# To do
Here are some entries; quote each one exactly.

Saved data entries
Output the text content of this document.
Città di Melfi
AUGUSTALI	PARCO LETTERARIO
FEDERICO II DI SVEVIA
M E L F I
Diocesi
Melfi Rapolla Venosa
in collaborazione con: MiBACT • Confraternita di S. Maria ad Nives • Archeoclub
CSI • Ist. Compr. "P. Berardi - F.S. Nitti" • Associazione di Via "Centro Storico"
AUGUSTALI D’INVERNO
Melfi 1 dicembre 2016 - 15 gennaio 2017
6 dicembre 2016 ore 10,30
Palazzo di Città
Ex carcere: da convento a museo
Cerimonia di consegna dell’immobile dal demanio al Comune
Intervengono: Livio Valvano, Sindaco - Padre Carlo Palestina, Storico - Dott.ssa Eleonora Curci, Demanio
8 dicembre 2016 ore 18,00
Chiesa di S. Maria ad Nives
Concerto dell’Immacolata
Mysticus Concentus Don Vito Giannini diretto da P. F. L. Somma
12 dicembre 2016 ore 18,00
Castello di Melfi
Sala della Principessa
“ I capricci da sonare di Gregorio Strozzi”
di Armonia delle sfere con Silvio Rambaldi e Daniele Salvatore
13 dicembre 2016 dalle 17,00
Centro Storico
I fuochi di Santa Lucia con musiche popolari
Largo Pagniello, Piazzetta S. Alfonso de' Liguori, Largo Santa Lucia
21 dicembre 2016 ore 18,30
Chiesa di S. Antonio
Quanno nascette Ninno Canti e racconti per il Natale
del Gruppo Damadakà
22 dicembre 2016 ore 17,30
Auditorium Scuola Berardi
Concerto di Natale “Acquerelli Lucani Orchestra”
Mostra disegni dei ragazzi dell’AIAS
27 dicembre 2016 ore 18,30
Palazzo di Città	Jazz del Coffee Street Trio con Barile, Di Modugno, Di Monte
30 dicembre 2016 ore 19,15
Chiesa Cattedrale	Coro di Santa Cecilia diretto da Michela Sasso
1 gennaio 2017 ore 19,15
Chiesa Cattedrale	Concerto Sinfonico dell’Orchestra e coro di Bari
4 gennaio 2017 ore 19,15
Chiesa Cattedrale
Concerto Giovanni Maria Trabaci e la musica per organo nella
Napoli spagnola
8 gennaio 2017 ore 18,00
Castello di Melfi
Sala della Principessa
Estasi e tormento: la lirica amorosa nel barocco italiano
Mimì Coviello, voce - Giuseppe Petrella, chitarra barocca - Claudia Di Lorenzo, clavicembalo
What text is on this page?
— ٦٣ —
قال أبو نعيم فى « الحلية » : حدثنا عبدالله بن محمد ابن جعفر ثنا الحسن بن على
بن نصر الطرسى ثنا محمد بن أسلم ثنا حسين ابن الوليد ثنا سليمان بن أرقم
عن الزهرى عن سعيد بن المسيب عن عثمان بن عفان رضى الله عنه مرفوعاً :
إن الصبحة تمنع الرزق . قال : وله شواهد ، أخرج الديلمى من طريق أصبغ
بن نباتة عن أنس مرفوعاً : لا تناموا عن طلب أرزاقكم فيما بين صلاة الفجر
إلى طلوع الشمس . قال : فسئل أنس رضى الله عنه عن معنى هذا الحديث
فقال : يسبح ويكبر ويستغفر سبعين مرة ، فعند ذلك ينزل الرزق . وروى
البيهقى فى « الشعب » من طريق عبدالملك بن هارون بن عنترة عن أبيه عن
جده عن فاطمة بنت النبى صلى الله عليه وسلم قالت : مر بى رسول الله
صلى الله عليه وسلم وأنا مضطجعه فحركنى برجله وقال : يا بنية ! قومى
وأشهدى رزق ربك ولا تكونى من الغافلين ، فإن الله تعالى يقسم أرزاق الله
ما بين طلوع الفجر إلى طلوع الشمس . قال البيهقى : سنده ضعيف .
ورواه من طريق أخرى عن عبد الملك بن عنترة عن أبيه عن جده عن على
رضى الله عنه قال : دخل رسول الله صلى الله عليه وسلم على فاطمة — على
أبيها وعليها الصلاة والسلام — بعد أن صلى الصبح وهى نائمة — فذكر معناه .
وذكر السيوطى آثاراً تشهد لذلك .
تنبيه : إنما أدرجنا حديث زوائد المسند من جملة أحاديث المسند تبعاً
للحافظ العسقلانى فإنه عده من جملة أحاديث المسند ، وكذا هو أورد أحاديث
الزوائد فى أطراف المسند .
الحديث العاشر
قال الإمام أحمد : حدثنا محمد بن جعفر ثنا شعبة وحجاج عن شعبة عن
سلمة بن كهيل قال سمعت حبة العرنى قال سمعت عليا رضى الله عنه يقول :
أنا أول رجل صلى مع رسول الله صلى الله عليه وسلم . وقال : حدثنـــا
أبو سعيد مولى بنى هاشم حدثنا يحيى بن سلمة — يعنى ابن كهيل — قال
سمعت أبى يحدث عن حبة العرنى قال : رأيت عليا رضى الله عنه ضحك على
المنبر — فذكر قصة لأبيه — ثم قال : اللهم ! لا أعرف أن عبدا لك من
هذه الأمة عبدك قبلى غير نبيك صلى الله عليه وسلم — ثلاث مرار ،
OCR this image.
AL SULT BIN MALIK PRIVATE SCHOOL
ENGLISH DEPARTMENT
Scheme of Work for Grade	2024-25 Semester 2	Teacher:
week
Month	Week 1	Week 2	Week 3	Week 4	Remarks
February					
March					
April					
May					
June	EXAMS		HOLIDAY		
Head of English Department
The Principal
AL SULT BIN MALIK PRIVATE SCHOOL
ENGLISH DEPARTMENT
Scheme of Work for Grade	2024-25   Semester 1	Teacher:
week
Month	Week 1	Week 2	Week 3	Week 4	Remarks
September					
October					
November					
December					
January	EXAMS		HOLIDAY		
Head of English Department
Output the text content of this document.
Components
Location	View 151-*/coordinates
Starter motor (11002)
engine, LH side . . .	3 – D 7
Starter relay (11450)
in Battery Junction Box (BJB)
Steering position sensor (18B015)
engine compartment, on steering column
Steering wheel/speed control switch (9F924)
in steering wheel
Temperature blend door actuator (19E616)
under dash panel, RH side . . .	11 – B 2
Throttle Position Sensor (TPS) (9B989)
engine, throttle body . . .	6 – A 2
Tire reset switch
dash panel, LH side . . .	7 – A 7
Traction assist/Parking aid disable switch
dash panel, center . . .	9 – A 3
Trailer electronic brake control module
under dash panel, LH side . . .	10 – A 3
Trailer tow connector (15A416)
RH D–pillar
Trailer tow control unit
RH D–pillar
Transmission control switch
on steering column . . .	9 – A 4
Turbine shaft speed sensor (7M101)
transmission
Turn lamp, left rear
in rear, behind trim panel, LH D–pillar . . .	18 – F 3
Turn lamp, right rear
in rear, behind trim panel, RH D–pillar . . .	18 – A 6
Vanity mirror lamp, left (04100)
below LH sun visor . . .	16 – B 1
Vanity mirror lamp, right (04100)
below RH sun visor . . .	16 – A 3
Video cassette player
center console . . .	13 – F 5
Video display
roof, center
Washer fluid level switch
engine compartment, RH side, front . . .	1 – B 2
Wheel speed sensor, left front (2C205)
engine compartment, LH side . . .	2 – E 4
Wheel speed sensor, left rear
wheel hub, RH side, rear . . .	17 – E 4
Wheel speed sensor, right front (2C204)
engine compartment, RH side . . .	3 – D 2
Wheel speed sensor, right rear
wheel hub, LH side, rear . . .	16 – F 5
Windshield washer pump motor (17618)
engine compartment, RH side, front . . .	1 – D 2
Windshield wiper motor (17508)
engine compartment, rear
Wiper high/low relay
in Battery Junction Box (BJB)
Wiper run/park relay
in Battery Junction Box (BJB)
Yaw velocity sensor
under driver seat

# Output below
Output the text content of this document.
Città di Melfi
AUGUSTALI	PARCO LETTERARIO
FEDERICO II DI SVEVIA
M E L F I
Diocesi
Melfi Rapolla Venosa
in collaborazione con: MiBACT • Confraternita di S. Maria ad Nives • Archeoclub
CSI • Ist. Compr. "P. Berardi - F.S. Nitti" • Associazione di Via "Centro Storico"
AUGUSTALI D’INVERNO
Melfi 1 dicembre 2016 - 15 gennaio 2017
6 dicembre 2016 ore 10,30
Palazzo di Città
Ex carcere: da convento a museo
Cerimonia di consegna dell’immobile dal demanio al Comune
Intervengono: Livio Valvano, Sindaco - Padre Carlo Palestina, Storico - Dott.ssa Eleonora Curci, Demanio
8 dicembre 2016 ore 18,00
Chiesa di S. Maria ad Nives
Concerto dell’Immacolata
Mysticus Concentus Don Vito Giannini diretto da P. F. L. Somma
12 dicembre 2016 ore 18,00
Castello di Melfi
Sala della Principessa
“ I capricci da sonare di Gregorio Strozzi”
di Armonia delle sfere con Silvio Rambaldi e Daniele Salvatore
13 dicembre 2016 dalle 17,00
Centro Storico
I fuochi di Santa Lucia con musiche popolari
Largo Pagniello, Piazzetta S. Alfonso de' Liguori, Largo Santa Lucia
21 dicembre 2016 ore 18,30
Chiesa di S. Antonio
Quanno nascette Ninno Canti e racconti per il Natale
del Gruppo Damadakà
22 dicembre 2016 ore 17,30
Auditorium Scuola Berardi
Concerto di Natale “Acquerelli Lucani Orchestra”
Mostra disegni dei ragazzi dell’AIAS
27 dicembre 2016 ore 18,30
Palazzo di Città	Jazz del Coffee Street Trio con Barile, Di Modugno, Di Monte
30 dicembre 2016 ore 19,15
Chiesa Cattedrale	Coro di Santa Cecilia diretto da Michela Sasso
1 gennaio 2017 ore 19,15
Chiesa Cattedrale	Concerto Sinfonico dell’Orchestra e coro di Bari
4 gennaio 2017 ore 19,15
Chiesa Cattedrale
Concerto Giovanni Maria Trabaci e la musica per organo nella
Napoli spagnola
8 gennaio 2017 ore 18,00
Castello di Melfi
Sala della Principessa
Estasi e tormento: la lirica amorosa nel barocco italiano
Mimì Coviello, voce - Giuseppe Petrella, chitarra barocca - Claudia Di Lorenzo, clavicembalo
What text is on this page?
— ٦٣ —
قال أبو نعيم فى « الحلية » : حدثنا عبدالله بن محمد ابن جعفر ثنا الحسن بن على
بن نصر الطرسى ثنا محمد بن أسلم ثنا حسين ابن الوليد ثنا سليمان بن أرقم
عن الزهرى عن سعيد بن المسيب عن عثمان بن عفان رضى الله عنه مرفوعاً :
إن الصبحة تمنع الرزق . قال : وله شواهد ، أخرج الديلمى من طريق أصبغ
بن نباتة عن أنس مرفوعاً : لا تناموا عن طلب أرزاقكم فيما بين صلاة الفجر
إلى طلوع الشمس . قال : فسئل أنس رضى الله عنه عن معنى هذا الحديث
فقال : يسبح ويكبر ويستغفر سبعين مرة ، فعند ذلك ينزل الرزق . وروى
البيهقى فى « الشعب » من طريق عبدالملك بن هارون بن عنترة عن أبيه عن
جده عن فاطمة بنت النبى صلى الله عليه وسلم قالت : مر بى رسول الله
صلى الله عليه وسلم وأنا مضطجعه فحركنى برجله وقال : يا بنية ! قومى
وأشهدى رزق ربك ولا تكونى من الغافلين ، فإن الله تعالى يقسم أرزاق الله
ما بين طلوع الفجر إلى طلوع الشمس . قال البيهقى : سنده ضعيف .
ورواه من طريق أخرى عن عبد الملك بن عنترة عن أبيه عن جده عن على
رضى الله عنه قال : دخل رسول الله صلى الله عليه وسلم على فاطمة — على
أبيها وعليها الصلاة والسلام — بعد أن صلى الصبح وهى نائمة — فذكر معناه .
وذكر السيوطى آثاراً تشهد لذلك .
تنبيه : إنما أدرجنا حديث زوائد المسند من جملة أحاديث المسند تبعاً
للحافظ العسقلانى فإنه عده من جملة أحاديث المسند ، وكذا هو أورد أحاديث
الزوائد فى أطراف المسند .
الحديث العاشر
قال الإمام أحمد : حدثنا محمد بن جعفر ثنا شعبة وحجاج عن شعبة عن
سلمة بن كهيل قال سمعت حبة العرنى قال سمعت عليا رضى الله عنه يقول :
أنا أول رجل صلى مع رسول الله صلى الله عليه وسلم . وقال : حدثنـــا
أبو سعيد مولى بنى هاشم حدثنا يحيى بن سلمة — يعنى ابن كهيل — قال
سمعت أبى يحدث عن حبة العرنى قال : رأيت عليا رضى الله عنه ضحك على
المنبر — فذكر قصة لأبيه — ثم قال : اللهم ! لا أعرف أن عبدا لك من
هذه الأمة عبدك قبلى غير نبيك صلى الله عليه وسلم — ثلاث مرار ،
OCR this image.
AL SULT BIN MALIK PRIVATE SCHOOL
ENGLISH DEPARTMENT
Scheme of Work for Grade	2024-25 Semester 2	Teacher:
week
Month	Week 1	Week 2	Week 3	Week 4	Remarks
February					
March					
April					
May					
June	EXAMS		HOLIDAY		
Head of English Department
The Principal
AL SULT BIN MALIK PRIVATE SCHOOL
ENGLISH DEPARTMENT
Scheme of Work for Grade	2024-25   Semester 1	Teacher:
week
Month	Week 1	Week 2	Week 3	Week 4	Remarks
September					
October					
November					
December					
January	EXAMS		HOLIDAY		
Head of English Department
Output the text content of this document.
Components
Location	View 151-*/coordinates
Starter motor (11002)
engine, LH side . . .	3 – D 7
Starter relay (11450)
in Battery Junction Box (BJB)
Steering position sensor (18B015)
engine compartment, on steering column
Steering wheel/speed control switch (9F924)
in steering wheel
Temperature blend door actuator (19E616)
under dash panel, RH side . . .	11 – B 2
Throttle Position Sensor (TPS) (9B989)
engine, throttle body . . .	6 – A 2
Tire reset switch
dash panel, LH side . . .	7 – A 7
Traction assist/Parking aid disable switch
dash panel, center . . .	9 – A 3
Trailer electronic brake control module
under dash panel, LH side . . .	10 – A 3
Trailer tow connector (15A416)
RH D–pillar
Trailer tow control unit
RH D–pillar
Transmission control switch
on steering column . . .	9 – A 4
Turbine shaft speed sensor (7M101)
transmission
Turn lamp, left rear
in rear, behind trim panel, LH D–pillar . . .	18 – F 3
Turn lamp, right rear
in rear, behind trim panel, RH D–pillar . . .	18 – A 6
Vanity mirror lamp, left (04100)
below LH sun visor . . .	16 – B 1
Vanity mirror lamp, right (04100)
below RH sun visor . . .	16 – A 3
Video cassette player
center console . . .	13 – F 5
Video display
roof, center
Washer fluid level switch
engine compartment, RH side, front . . .	1 – B 2
Wheel speed sensor, left front (2C205)
engine compartment, LH side . . .	2 – E 4
Wheel speed sensor, left rear
wheel hub, RH side, rear . . .	17 – E 4
Wheel speed sensor, right front (2C204)
engine compartment, RH side . . .	3 – D 2
Wheel speed sensor, right rear
wheel hub, LH side, rear . . .	16 – F 5
Windshield washer pump motor (17618)
engine compartment, RH side, front . . .	1 – D 2
Windshield wiper motor (17508)
engine compartment, rear
Wiper high/low relay
in Battery Junction Box (BJB)
Wiper run/park relay
in Battery Junction Box (BJB)
Yaw velocity sensor
under driver seat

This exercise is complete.